— BEGIN Exercise material —
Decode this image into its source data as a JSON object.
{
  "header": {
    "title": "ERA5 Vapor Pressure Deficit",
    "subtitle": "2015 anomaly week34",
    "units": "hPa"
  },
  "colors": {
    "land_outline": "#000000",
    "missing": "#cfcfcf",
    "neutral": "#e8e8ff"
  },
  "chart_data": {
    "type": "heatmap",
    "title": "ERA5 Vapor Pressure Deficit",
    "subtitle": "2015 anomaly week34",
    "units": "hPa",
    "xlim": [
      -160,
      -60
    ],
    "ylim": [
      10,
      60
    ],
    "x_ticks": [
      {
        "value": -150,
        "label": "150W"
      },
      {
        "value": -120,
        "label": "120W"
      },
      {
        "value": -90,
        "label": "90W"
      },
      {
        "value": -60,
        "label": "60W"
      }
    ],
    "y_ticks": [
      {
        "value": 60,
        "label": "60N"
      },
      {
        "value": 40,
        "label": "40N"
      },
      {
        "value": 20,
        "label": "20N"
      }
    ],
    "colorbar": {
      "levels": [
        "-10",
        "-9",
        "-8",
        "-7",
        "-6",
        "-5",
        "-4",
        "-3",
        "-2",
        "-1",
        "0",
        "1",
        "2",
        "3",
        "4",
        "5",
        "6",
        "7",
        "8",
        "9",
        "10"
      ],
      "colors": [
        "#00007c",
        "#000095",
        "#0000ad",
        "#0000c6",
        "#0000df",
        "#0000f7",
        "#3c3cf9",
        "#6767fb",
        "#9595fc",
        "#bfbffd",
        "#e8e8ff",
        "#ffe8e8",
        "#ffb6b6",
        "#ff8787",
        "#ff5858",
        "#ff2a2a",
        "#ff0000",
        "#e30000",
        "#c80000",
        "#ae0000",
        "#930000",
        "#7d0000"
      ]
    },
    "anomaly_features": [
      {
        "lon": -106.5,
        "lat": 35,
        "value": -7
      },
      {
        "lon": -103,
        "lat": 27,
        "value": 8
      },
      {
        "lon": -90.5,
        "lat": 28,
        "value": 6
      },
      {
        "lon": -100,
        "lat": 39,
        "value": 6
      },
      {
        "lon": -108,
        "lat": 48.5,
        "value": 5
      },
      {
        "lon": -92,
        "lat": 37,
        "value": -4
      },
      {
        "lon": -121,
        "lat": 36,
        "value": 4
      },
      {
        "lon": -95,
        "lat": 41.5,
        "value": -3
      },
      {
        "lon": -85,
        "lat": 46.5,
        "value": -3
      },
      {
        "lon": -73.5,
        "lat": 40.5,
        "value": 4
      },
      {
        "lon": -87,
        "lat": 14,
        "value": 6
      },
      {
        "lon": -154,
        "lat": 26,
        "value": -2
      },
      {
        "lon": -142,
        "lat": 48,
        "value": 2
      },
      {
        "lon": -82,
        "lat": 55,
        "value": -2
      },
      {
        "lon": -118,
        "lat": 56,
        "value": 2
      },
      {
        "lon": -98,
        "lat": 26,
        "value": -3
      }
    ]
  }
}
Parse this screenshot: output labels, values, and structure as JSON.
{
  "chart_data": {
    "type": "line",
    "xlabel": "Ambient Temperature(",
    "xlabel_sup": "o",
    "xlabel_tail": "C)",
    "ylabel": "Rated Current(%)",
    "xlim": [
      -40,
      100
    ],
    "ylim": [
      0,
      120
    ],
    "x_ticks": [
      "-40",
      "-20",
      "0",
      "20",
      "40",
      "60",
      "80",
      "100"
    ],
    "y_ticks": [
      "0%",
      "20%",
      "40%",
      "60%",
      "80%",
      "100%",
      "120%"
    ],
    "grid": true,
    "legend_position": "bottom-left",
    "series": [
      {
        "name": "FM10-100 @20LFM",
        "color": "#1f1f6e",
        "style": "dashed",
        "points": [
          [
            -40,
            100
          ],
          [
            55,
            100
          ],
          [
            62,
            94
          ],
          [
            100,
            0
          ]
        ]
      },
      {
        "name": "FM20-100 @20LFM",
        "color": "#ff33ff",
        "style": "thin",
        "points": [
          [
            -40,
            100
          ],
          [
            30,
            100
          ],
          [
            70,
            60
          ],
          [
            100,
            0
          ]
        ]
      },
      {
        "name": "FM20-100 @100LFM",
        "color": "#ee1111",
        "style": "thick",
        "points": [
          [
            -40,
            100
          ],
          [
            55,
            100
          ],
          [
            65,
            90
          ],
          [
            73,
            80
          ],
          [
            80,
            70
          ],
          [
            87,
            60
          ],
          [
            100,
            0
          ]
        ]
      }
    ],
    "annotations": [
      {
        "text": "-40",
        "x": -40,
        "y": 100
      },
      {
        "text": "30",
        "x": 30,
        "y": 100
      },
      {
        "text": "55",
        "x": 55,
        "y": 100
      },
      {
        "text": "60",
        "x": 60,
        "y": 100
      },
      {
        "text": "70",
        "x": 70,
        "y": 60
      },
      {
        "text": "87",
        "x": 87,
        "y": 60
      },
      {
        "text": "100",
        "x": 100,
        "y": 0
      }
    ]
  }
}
— END Exercise material —
• **Task details**: Look through the material above and pick out each line holding the word "JSON".

• **Response for this exercise**:
Decode this image into its source data as a JSON object.
Parse this screenshot: output labels, values, and structure as JSON.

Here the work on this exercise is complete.